TEXT TO READ:
Human Rights in Tunisia with Yadh Ben Achour

January 25, 2017

A discussion between Yadh Ben Achour, former President of the High Authority of the Revolution in Tunisia, Yasmine Ergas, Senior Lecturer in the Discipline of International and Public Affairs (SIPA), and Alfred Stepan, Wallace Sayre Professor of Government (SIPA), on human rights in post-revolution Tunisia.

Event Title: Human Rights in Tunisia
Date: January 25, 2017
Time: 12:00 pm – 2: 00 pm
Location: International Affairs Building Room 1201 (12th floor)
 

This event is sponsored by Columbia Global Centers together with SIPA's Human Rights and Humanitarian Policy Concentration, Gender and Public Policy Specialization, the Human Rights Institute at the Law School, and the Middle East Institute.

Yadh Ben Achour is the former President of "The High Authority" of achieving the objectives of the revolution, political reform and democratic transition in Tunisia, whose primary mission was to prepare for the first free elections of the National Constituent Assembly according to democratic standards. In 1992, he resigned from the Constitutional Council on the grounds of President Ben Ali's attempt to control the Tunisian League for Human Rights through a reform of the law on associations. From 1993 to 1999 he served as Dean of the Faculty of Legal, Political and Social Sciences at the University of Carthage. Professor Ben Achour specializes in Islamic political theory and public and international law and is the author of several books, most recently Tunisia: A revolution in an Islamic country, Tunis, CERES Editions, December 2016.

ENTRIES SHOWN:
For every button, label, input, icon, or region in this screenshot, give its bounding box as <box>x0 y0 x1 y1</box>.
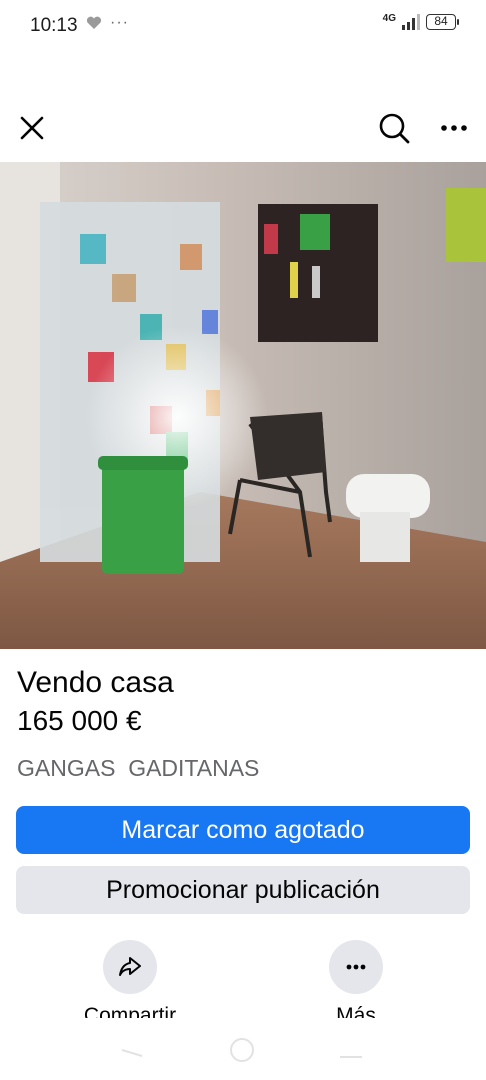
more-button[interactable] <box>329 940 383 994</box>
more-action[interactable]: Más <box>286 940 426 1018</box>
mark-as-sold-button[interactable]: Marcar como agotado <box>16 806 470 854</box>
close-icon[interactable] <box>14 110 50 146</box>
top-nav <box>0 100 486 156</box>
more-horizontal-icon <box>346 964 366 970</box>
status-bar: 10:13 ··· 4G 84 <box>0 0 486 52</box>
listing-group[interactable]: GANGAS GADITANAS <box>17 755 259 782</box>
share-label: Compartir <box>83 1004 177 1018</box>
home-icon[interactable] <box>230 1038 254 1062</box>
status-time: 10:13 <box>30 15 78 36</box>
promote-listing-button[interactable]: Promocionar publicación <box>16 866 470 914</box>
more-dots: ··· <box>110 14 129 31</box>
heart-icon <box>86 16 102 29</box>
share-action[interactable]: Compartir <box>60 940 200 1018</box>
share-icon <box>119 957 141 976</box>
listing-price: 165 000 € <box>17 705 142 736</box>
search-icon[interactable] <box>374 108 414 148</box>
back-gesture-icon[interactable] <box>120 1048 144 1058</box>
more-label: Más <box>336 1004 376 1018</box>
photo-image <box>0 162 486 649</box>
network-label: 4G <box>382 12 396 24</box>
share-button[interactable] <box>103 940 157 994</box>
listing-photo[interactable] <box>0 162 486 649</box>
battery-indicator: 84 <box>426 14 459 30</box>
status-left-icons: ··· <box>86 14 129 31</box>
more-horizontal-icon[interactable] <box>434 108 474 148</box>
signal-icon <box>402 14 420 30</box>
recents-icon[interactable] <box>340 1056 362 1058</box>
status-right: 4G 84 <box>382 12 459 30</box>
system-nav-bar <box>0 1018 486 1080</box>
listing-title: Vendo casa <box>17 666 174 699</box>
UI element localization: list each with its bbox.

GOAL:
Could you reproduce, word for word and in full, the event announcement on human rights in Tunisia shown above the records?

FINISHED EXERCISE:
Human Rights in Tunisia with Yadh Ben Achour

January 25, 2017

A discussion between Yadh Ben Achour, former President of the High Authority of the Revolution in Tunisia, Yasmine Ergas, Senior Lecturer in the Discipline of International and Public Affairs (SIPA), and Alfred Stepan, Wallace Sayre Professor of Government (SIPA), on human rights in post-revolution Tunisia.

Event Title: Human Rights in Tunisia
Date: January 25, 2017
Time: 12:00 pm – 2: 00 pm
Location: International Affairs Building Room 1201 (12th floor)
 

This event is sponsored by Columbia Global Centers together with SIPA's Human Rights and Humanitarian Policy Concentration, Gender and Public Policy Specialization, the Human Rights Institute at the Law School, and the Middle East Institute.

Yadh Ben Achour is the former President of "The High Authority" of achieving the objectives of the revolution, political reform and democratic transition in Tunisia, whose primary mission was to prepare for the first free elections of the National Constituent Assembly according to democratic standards. In 1992, he resigned from the Constitutional Council on the grounds of President Ben Ali's attempt to control the Tunisian League for Human Rights through a reform of the law on associations. From 1993 to 1999 he served as Dean of the Faculty of Legal, Political and Social Sciences at the University of Carthage. Professor Ben Achour specializes in Islamic political theory and public and international law and is the author of several books, most recently Tunisia: A revolution in an Islamic country, Tunis, CERES Editions, December 2016.